____ Dataset records
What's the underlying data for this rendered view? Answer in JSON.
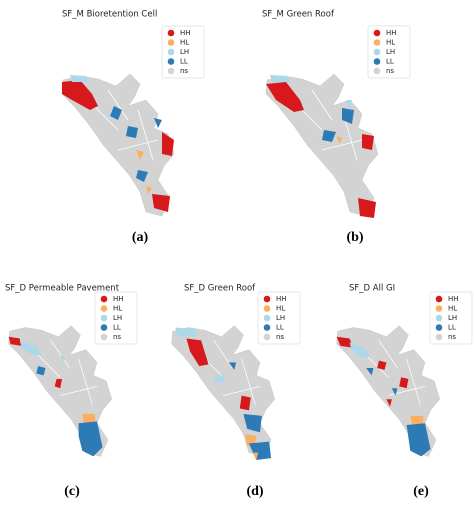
{
  "colors": [
    "#d7191c",
    "#fdae61",
    "#abd9e9",
    "#2c7bb6",
    "#d3d3d3"
  ],
  "panels": [
    {
      "title": "SF_M Bioretention Cell",
      "label": "(a)",
      "legend": [
        "HH",
        "HL",
        "LH",
        "LL",
        "ns"
      ]
    },
    {
      "title": "SF_M Green Roof",
      "label": "(b)",
      "legend": [
        "HH",
        "HL",
        "LH",
        "LL",
        "ns"
      ]
    },
    {
      "title": "SF_D Permeable Pavement",
      "label": "(c)",
      "legend": [
        "HH",
        "HL",
        "LH",
        "LL",
        "ns"
      ]
    },
    {
      "title": "SF_D Green Roof",
      "label": "(d)",
      "legend": [
        "HH",
        "HL",
        "LH",
        "LL",
        "ns"
      ]
    },
    {
      "title": "SF_D All GI",
      "label": "(e)",
      "legend": [
        "HH",
        "HL",
        "LH",
        "LL",
        "ns"
      ]
    }
  ]
}
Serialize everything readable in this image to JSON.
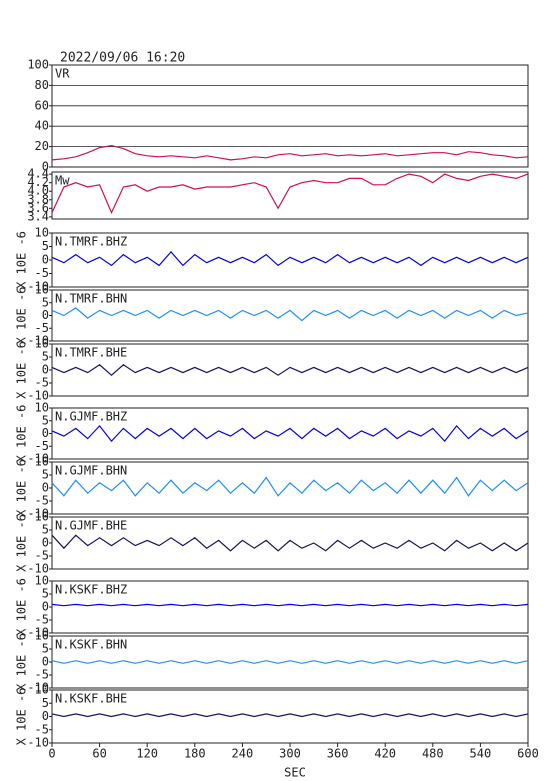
{
  "title": "2022/09/06 16:20",
  "chart_data": [
    {
      "type": "line",
      "title": "VR",
      "color": "#d0104c",
      "grid": true,
      "xlim": [
        0,
        600
      ],
      "ylim": [
        0,
        100
      ],
      "yticks": [
        0,
        20,
        40,
        60,
        80,
        100
      ],
      "x": [
        0,
        15,
        30,
        45,
        60,
        75,
        90,
        105,
        120,
        135,
        150,
        165,
        180,
        195,
        210,
        225,
        240,
        255,
        270,
        285,
        300,
        315,
        330,
        345,
        360,
        375,
        390,
        405,
        420,
        435,
        450,
        465,
        480,
        495,
        510,
        525,
        540,
        555,
        570,
        585,
        600
      ],
      "values": [
        7,
        8,
        10,
        14,
        19,
        21,
        18,
        13,
        11,
        10,
        11,
        10,
        9,
        11,
        9,
        7,
        8,
        10,
        9,
        12,
        13,
        11,
        12,
        13,
        11,
        12,
        11,
        12,
        13,
        11,
        12,
        13,
        14,
        14,
        12,
        15,
        14,
        12,
        11,
        9,
        10
      ]
    },
    {
      "type": "line",
      "title": "Mw",
      "color": "#d0104c",
      "xlim": [
        0,
        600
      ],
      "ylim": [
        3.35,
        4.45
      ],
      "yticks": [
        3.4,
        3.6,
        3.8,
        {
          "value": 4,
          "label": "4.0"
        },
        4.2,
        4.4
      ],
      "x": [
        0,
        15,
        30,
        45,
        60,
        75,
        90,
        105,
        120,
        135,
        150,
        165,
        180,
        195,
        210,
        225,
        240,
        255,
        270,
        285,
        300,
        315,
        330,
        345,
        360,
        375,
        390,
        405,
        420,
        435,
        450,
        465,
        480,
        495,
        510,
        525,
        540,
        555,
        570,
        585,
        600
      ],
      "values": [
        3.5,
        4.1,
        4.2,
        4.1,
        4.15,
        3.5,
        4.1,
        4.15,
        4.0,
        4.1,
        4.1,
        4.15,
        4.05,
        4.1,
        4.1,
        4.1,
        4.15,
        4.2,
        4.1,
        3.6,
        4.1,
        4.2,
        4.25,
        4.2,
        4.2,
        4.3,
        4.3,
        4.15,
        4.15,
        4.3,
        4.4,
        4.35,
        4.2,
        4.4,
        4.3,
        4.25,
        4.35,
        4.4,
        4.35,
        4.3,
        4.4
      ]
    },
    {
      "type": "line",
      "title": "N.TMRF.BHZ",
      "ylabel": "X 10E -6",
      "color": "#0000ee",
      "xlim": [
        0,
        600
      ],
      "ylim": [
        -10,
        10
      ],
      "yticks": [
        -10,
        -5,
        0,
        5,
        10
      ],
      "x": [
        0,
        15,
        30,
        45,
        60,
        75,
        90,
        105,
        120,
        135,
        150,
        165,
        180,
        195,
        210,
        225,
        240,
        255,
        270,
        285,
        300,
        315,
        330,
        345,
        360,
        375,
        390,
        405,
        420,
        435,
        450,
        465,
        480,
        495,
        510,
        525,
        540,
        555,
        570,
        585,
        600
      ],
      "values": [
        1,
        -1,
        2,
        -1,
        1,
        -2,
        2,
        -1,
        1,
        -2,
        3,
        -2,
        2,
        -1,
        1,
        -1,
        1,
        -1,
        2,
        -2,
        1,
        -1,
        1,
        -1,
        2,
        -1,
        1,
        -1,
        1,
        -1,
        1,
        -2,
        1,
        -1,
        1,
        -1,
        1,
        -1,
        1,
        -1,
        1
      ]
    },
    {
      "type": "line",
      "title": "N.TMRF.BHN",
      "ylabel": "X 10E -6",
      "color": "#1e8fff",
      "xlim": [
        0,
        600
      ],
      "ylim": [
        -10,
        10
      ],
      "yticks": [
        -10,
        -5,
        0,
        5,
        10
      ],
      "x": [
        0,
        15,
        30,
        45,
        60,
        75,
        90,
        105,
        120,
        135,
        150,
        165,
        180,
        195,
        210,
        225,
        240,
        255,
        270,
        285,
        300,
        315,
        330,
        345,
        360,
        375,
        390,
        405,
        420,
        435,
        450,
        465,
        480,
        495,
        510,
        525,
        540,
        555,
        570,
        585,
        600
      ],
      "values": [
        2,
        0,
        3,
        -1,
        2,
        0,
        2,
        0,
        2,
        -1,
        2,
        0,
        2,
        0,
        2,
        -1,
        2,
        0,
        2,
        -1,
        2,
        -2,
        2,
        0,
        2,
        -1,
        2,
        0,
        2,
        -1,
        2,
        0,
        2,
        -1,
        2,
        0,
        2,
        -1,
        2,
        0,
        1
      ]
    },
    {
      "type": "line",
      "title": "N.TMRF.BHE",
      "ylabel": "X 10E -6",
      "color": "#141464",
      "xlim": [
        0,
        600
      ],
      "ylim": [
        -10,
        10
      ],
      "yticks": [
        -10,
        -5,
        0,
        5,
        10
      ],
      "x": [
        0,
        15,
        30,
        45,
        60,
        75,
        90,
        105,
        120,
        135,
        150,
        165,
        180,
        195,
        210,
        225,
        240,
        255,
        270,
        285,
        300,
        315,
        330,
        345,
        360,
        375,
        390,
        405,
        420,
        435,
        450,
        465,
        480,
        495,
        510,
        525,
        540,
        555,
        570,
        585,
        600
      ],
      "values": [
        1,
        -1,
        1,
        -1,
        2,
        -2,
        2,
        -1,
        1,
        -1,
        1,
        -1,
        1,
        -1,
        1,
        -1,
        1,
        -1,
        1,
        -2,
        1,
        -1,
        1,
        -1,
        1,
        -1,
        1,
        -1,
        1,
        -1,
        1,
        -1,
        1,
        -1,
        1,
        -1,
        1,
        -1,
        1,
        -1,
        1
      ]
    },
    {
      "type": "line",
      "title": "N.GJMF.BHZ",
      "ylabel": "X 10E -6",
      "color": "#0000ee",
      "xlim": [
        0,
        600
      ],
      "ylim": [
        -10,
        10
      ],
      "yticks": [
        -10,
        -5,
        0,
        5,
        10
      ],
      "x": [
        0,
        15,
        30,
        45,
        60,
        75,
        90,
        105,
        120,
        135,
        150,
        165,
        180,
        195,
        210,
        225,
        240,
        255,
        270,
        285,
        300,
        315,
        330,
        345,
        360,
        375,
        390,
        405,
        420,
        435,
        450,
        465,
        480,
        495,
        510,
        525,
        540,
        555,
        570,
        585,
        600
      ],
      "values": [
        1,
        -1,
        2,
        -2,
        3,
        -3,
        2,
        -2,
        2,
        -1,
        2,
        -2,
        2,
        -2,
        1,
        -1,
        2,
        -2,
        1,
        -1,
        2,
        -2,
        2,
        -1,
        2,
        -2,
        1,
        -1,
        2,
        -2,
        1,
        -1,
        2,
        -3,
        3,
        -2,
        2,
        -1,
        2,
        -2,
        1
      ]
    },
    {
      "type": "line",
      "title": "N.GJMF.BHN",
      "ylabel": "X 10E -6",
      "color": "#1e8fff",
      "xlim": [
        0,
        600
      ],
      "ylim": [
        -10,
        10
      ],
      "yticks": [
        -10,
        -5,
        0,
        5,
        10
      ],
      "x": [
        0,
        15,
        30,
        45,
        60,
        75,
        90,
        105,
        120,
        135,
        150,
        165,
        180,
        195,
        210,
        225,
        240,
        255,
        270,
        285,
        300,
        315,
        330,
        345,
        360,
        375,
        390,
        405,
        420,
        435,
        450,
        465,
        480,
        495,
        510,
        525,
        540,
        555,
        570,
        585,
        600
      ],
      "values": [
        2,
        -3,
        3,
        -2,
        2,
        -1,
        3,
        -3,
        2,
        -2,
        3,
        -2,
        2,
        -1,
        3,
        -2,
        2,
        -2,
        4,
        -3,
        2,
        -2,
        3,
        -1,
        2,
        -2,
        3,
        -1,
        2,
        -2,
        3,
        -2,
        3,
        -2,
        4,
        -3,
        3,
        -1,
        3,
        -1,
        2
      ]
    },
    {
      "type": "line",
      "title": "N.GJMF.BHE",
      "ylabel": "X 10E -6",
      "color": "#141464",
      "xlim": [
        0,
        600
      ],
      "ylim": [
        -10,
        10
      ],
      "yticks": [
        -10,
        -5,
        0,
        5,
        10
      ],
      "x": [
        0,
        15,
        30,
        45,
        60,
        75,
        90,
        105,
        120,
        135,
        150,
        165,
        180,
        195,
        210,
        225,
        240,
        255,
        270,
        285,
        300,
        315,
        330,
        345,
        360,
        375,
        390,
        405,
        420,
        435,
        450,
        465,
        480,
        495,
        510,
        525,
        540,
        555,
        570,
        585,
        600
      ],
      "values": [
        3,
        -2,
        3,
        -1,
        2,
        -1,
        2,
        -1,
        1,
        -1,
        2,
        -1,
        2,
        -2,
        1,
        -3,
        1,
        -2,
        1,
        -3,
        1,
        -2,
        0,
        -3,
        1,
        -2,
        1,
        -2,
        0,
        -2,
        1,
        -2,
        0,
        -3,
        1,
        -2,
        0,
        -3,
        0,
        -3,
        0
      ]
    },
    {
      "type": "line",
      "title": "N.KSKF.BHZ",
      "ylabel": "X 10E -6",
      "color": "#0000ee",
      "xlim": [
        0,
        600
      ],
      "ylim": [
        -10,
        10
      ],
      "yticks": [
        -10,
        -5,
        0,
        5,
        10
      ],
      "x": [
        0,
        15,
        30,
        45,
        60,
        75,
        90,
        105,
        120,
        135,
        150,
        165,
        180,
        195,
        210,
        225,
        240,
        255,
        270,
        285,
        300,
        315,
        330,
        345,
        360,
        375,
        390,
        405,
        420,
        435,
        450,
        465,
        480,
        495,
        510,
        525,
        540,
        555,
        570,
        585,
        600
      ],
      "values": [
        1,
        0.5,
        1,
        0.5,
        1,
        0.5,
        1,
        0.5,
        1,
        0.5,
        1,
        0.5,
        1,
        0.5,
        1,
        0.5,
        1,
        0.5,
        1,
        0.5,
        1,
        0.5,
        1,
        0.5,
        1,
        0.5,
        1,
        0.5,
        1,
        0.5,
        1,
        0.5,
        1,
        0.5,
        1,
        0.5,
        1,
        0.5,
        1,
        0.5,
        1
      ]
    },
    {
      "type": "line",
      "title": "N.KSKF.BHN",
      "ylabel": "X 10E -6",
      "color": "#1e8fff",
      "xlim": [
        0,
        600
      ],
      "ylim": [
        -10,
        10
      ],
      "yticks": [
        -10,
        -5,
        0,
        5,
        10
      ],
      "x": [
        0,
        15,
        30,
        45,
        60,
        75,
        90,
        105,
        120,
        135,
        150,
        165,
        180,
        195,
        210,
        225,
        240,
        255,
        270,
        285,
        300,
        315,
        330,
        345,
        360,
        375,
        390,
        405,
        420,
        435,
        450,
        465,
        480,
        495,
        510,
        525,
        540,
        555,
        570,
        585,
        600
      ],
      "values": [
        0.5,
        -0.5,
        0.5,
        -0.5,
        0.5,
        -0.5,
        0.5,
        -0.5,
        0.5,
        -0.5,
        0.5,
        -0.5,
        0.5,
        -0.5,
        0.5,
        -0.5,
        0.5,
        -0.5,
        0.5,
        -0.5,
        0.5,
        -0.5,
        0.5,
        -0.5,
        0.5,
        -0.5,
        0.5,
        -0.5,
        0.5,
        -0.5,
        0.5,
        -0.5,
        0.5,
        -0.5,
        0.5,
        -0.5,
        0.5,
        -0.5,
        0.5,
        -0.5,
        0.5
      ]
    },
    {
      "type": "line",
      "title": "N.KSKF.BHE",
      "ylabel": "X 10E -6",
      "xlabel": "SEC",
      "color": "#141464",
      "xlim": [
        0,
        600
      ],
      "ylim": [
        -10,
        10
      ],
      "yticks": [
        -10,
        -5,
        0,
        5,
        10
      ],
      "xticks": [
        0,
        60,
        120,
        180,
        240,
        300,
        360,
        420,
        480,
        540,
        600
      ],
      "x": [
        0,
        15,
        30,
        45,
        60,
        75,
        90,
        105,
        120,
        135,
        150,
        165,
        180,
        195,
        210,
        225,
        240,
        255,
        270,
        285,
        300,
        315,
        330,
        345,
        360,
        375,
        390,
        405,
        420,
        435,
        450,
        465,
        480,
        495,
        510,
        525,
        540,
        555,
        570,
        585,
        600
      ],
      "values": [
        1,
        0,
        1,
        0,
        1,
        0,
        1,
        0,
        1,
        0,
        1,
        0,
        1,
        0,
        1,
        0,
        1,
        0,
        1,
        0,
        1,
        0,
        1,
        0,
        1,
        0,
        1,
        0,
        1,
        0,
        1,
        0,
        1,
        0,
        1,
        0,
        1,
        0,
        1,
        0,
        1
      ]
    }
  ]
}
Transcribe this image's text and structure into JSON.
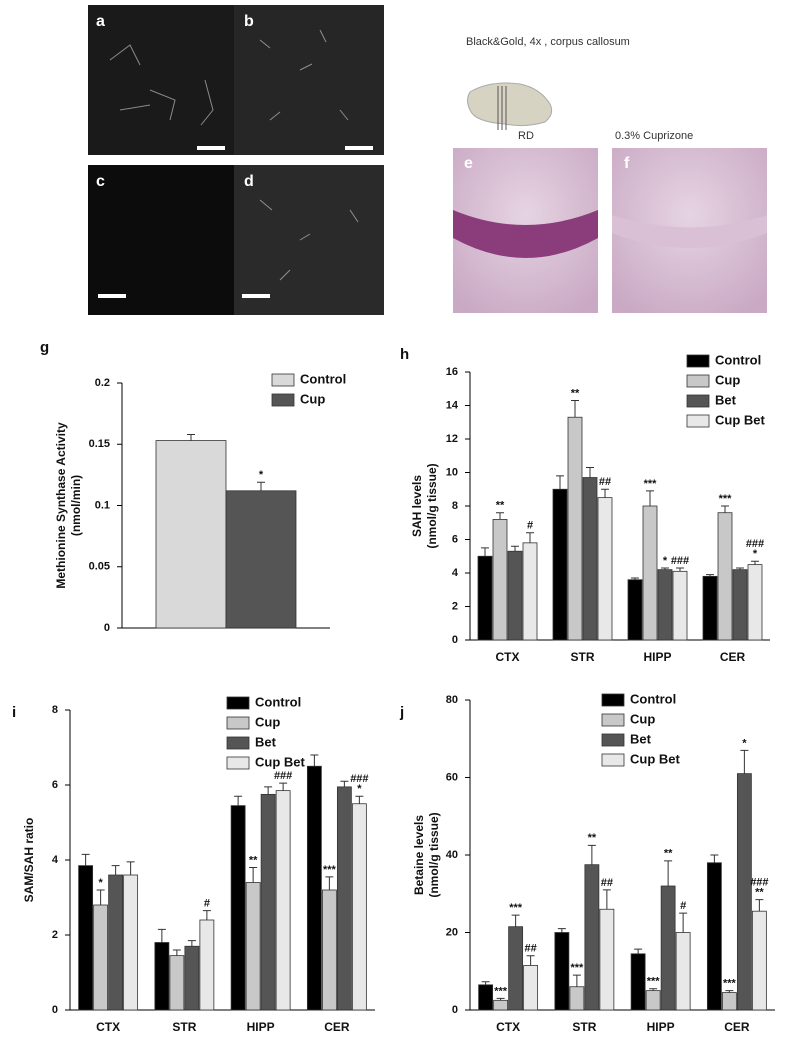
{
  "panels": {
    "image_labels": [
      "a",
      "b",
      "c",
      "d",
      "e",
      "f"
    ],
    "caption": "Black&Gold, 4x , corpus callosum",
    "rd": "RD",
    "cuprizone": "0.3% Cuprizone"
  },
  "chart_data": [
    {
      "type": "bar",
      "panel_label": "g",
      "ylabel": [
        "Methionine Synthase Activity",
        "(nmol/min)"
      ],
      "categories": [
        null
      ],
      "ylim": [
        0,
        0.2
      ],
      "yticks": [
        0,
        0.05,
        0.1,
        0.15,
        0.2
      ],
      "series": [
        {
          "name": "Control",
          "color": "#d9d9d9",
          "values": [
            0.153
          ],
          "errors": [
            0.005
          ],
          "annotations": [
            null
          ]
        },
        {
          "name": "Cup",
          "color": "#555555",
          "values": [
            0.112
          ],
          "errors": [
            0.007
          ],
          "annotations": [
            [
              "*"
            ]
          ]
        }
      ]
    },
    {
      "type": "bar",
      "panel_label": "h",
      "ylabel": [
        "SAH levels",
        "(nmol/g tissue)"
      ],
      "categories": [
        "CTX",
        "STR",
        "HIPP",
        "CER"
      ],
      "ylim": [
        0,
        16
      ],
      "yticks": [
        0,
        2,
        4,
        6,
        8,
        10,
        12,
        14,
        16
      ],
      "series": [
        {
          "name": "Control",
          "color": "#000000",
          "values": [
            5.0,
            9.0,
            3.6,
            3.8
          ],
          "errors": [
            0.5,
            0.8,
            0.1,
            0.1
          ],
          "annotations": [
            null,
            null,
            null,
            null
          ]
        },
        {
          "name": "Cup",
          "color": "#c8c8c8",
          "values": [
            7.2,
            13.3,
            8.0,
            7.6
          ],
          "errors": [
            0.4,
            1.0,
            0.9,
            0.4
          ],
          "annotations": [
            [
              "**"
            ],
            [
              "**"
            ],
            [
              "***"
            ],
            [
              "***"
            ]
          ]
        },
        {
          "name": "Bet",
          "color": "#555555",
          "values": [
            5.3,
            9.7,
            4.2,
            4.2
          ],
          "errors": [
            0.3,
            0.6,
            0.1,
            0.1
          ],
          "annotations": [
            null,
            null,
            [
              "*"
            ],
            null
          ]
        },
        {
          "name": "Cup Bet",
          "color": "#e8e8e8",
          "values": [
            5.8,
            8.5,
            4.1,
            4.5
          ],
          "errors": [
            0.6,
            0.5,
            0.2,
            0.2
          ],
          "annotations": [
            [
              "#"
            ],
            [
              "##"
            ],
            [
              "###"
            ],
            [
              "###",
              "*"
            ]
          ]
        }
      ]
    },
    {
      "type": "bar",
      "panel_label": "i",
      "ylabel": [
        "SAM/SAH ratio"
      ],
      "categories": [
        "CTX",
        "STR",
        "HIPP",
        "CER"
      ],
      "ylim": [
        0,
        8
      ],
      "yticks": [
        0,
        2,
        4,
        6,
        8
      ],
      "series": [
        {
          "name": "Control",
          "color": "#000000",
          "values": [
            3.85,
            1.8,
            5.45,
            6.5
          ],
          "errors": [
            0.3,
            0.35,
            0.25,
            0.3
          ],
          "annotations": [
            null,
            null,
            null,
            null
          ]
        },
        {
          "name": "Cup",
          "color": "#c8c8c8",
          "values": [
            2.8,
            1.45,
            3.4,
            3.2
          ],
          "errors": [
            0.4,
            0.15,
            0.4,
            0.35
          ],
          "annotations": [
            [
              "*"
            ],
            null,
            [
              "**"
            ],
            [
              "***"
            ]
          ]
        },
        {
          "name": "Bet",
          "color": "#555555",
          "values": [
            3.6,
            1.7,
            5.75,
            5.95
          ],
          "errors": [
            0.25,
            0.15,
            0.2,
            0.15
          ],
          "annotations": [
            null,
            null,
            null,
            null
          ]
        },
        {
          "name": "Cup Bet",
          "color": "#e8e8e8",
          "values": [
            3.6,
            2.4,
            5.85,
            5.5
          ],
          "errors": [
            0.35,
            0.25,
            0.2,
            0.2
          ],
          "annotations": [
            null,
            [
              "#"
            ],
            [
              "###"
            ],
            [
              "###",
              "*"
            ]
          ]
        }
      ]
    },
    {
      "type": "bar",
      "panel_label": "j",
      "ylabel": [
        "Betaine levels",
        "(nmol/g tissue)"
      ],
      "categories": [
        "CTX",
        "STR",
        "HIPP",
        "CER"
      ],
      "ylim": [
        0,
        80
      ],
      "yticks": [
        0,
        20,
        40,
        60,
        80
      ],
      "series": [
        {
          "name": "Control",
          "color": "#000000",
          "values": [
            6.5,
            20,
            14.5,
            38
          ],
          "errors": [
            0.8,
            1,
            1.2,
            2
          ],
          "annotations": [
            null,
            null,
            null,
            null
          ]
        },
        {
          "name": "Cup",
          "color": "#c8c8c8",
          "values": [
            2.5,
            6,
            5,
            4.5
          ],
          "errors": [
            0.5,
            3,
            0.5,
            0.5
          ],
          "annotations": [
            [
              "***"
            ],
            [
              "***"
            ],
            [
              "***"
            ],
            [
              "***"
            ]
          ]
        },
        {
          "name": "Bet",
          "color": "#555555",
          "values": [
            21.5,
            37.5,
            32,
            61
          ],
          "errors": [
            3,
            5,
            6.5,
            6
          ],
          "annotations": [
            [
              "***"
            ],
            [
              "**"
            ],
            [
              "**"
            ],
            [
              "*"
            ]
          ]
        },
        {
          "name": "Cup Bet",
          "color": "#e8e8e8",
          "values": [
            11.5,
            26,
            20,
            25.5
          ],
          "errors": [
            2.5,
            5,
            5,
            3
          ],
          "annotations": [
            [
              "##"
            ],
            [
              "##"
            ],
            [
              "#"
            ],
            [
              "###",
              "**"
            ]
          ]
        }
      ]
    }
  ]
}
________
**Task statement**: Copy every line in the entries above that has the string "JSON" in it.

**Output for this task**:
What's the underlying data for this rendered view? Answer in JSON.
Serialize everything readable in this image to JSON.
Transcribe this image's text and structure into JSON.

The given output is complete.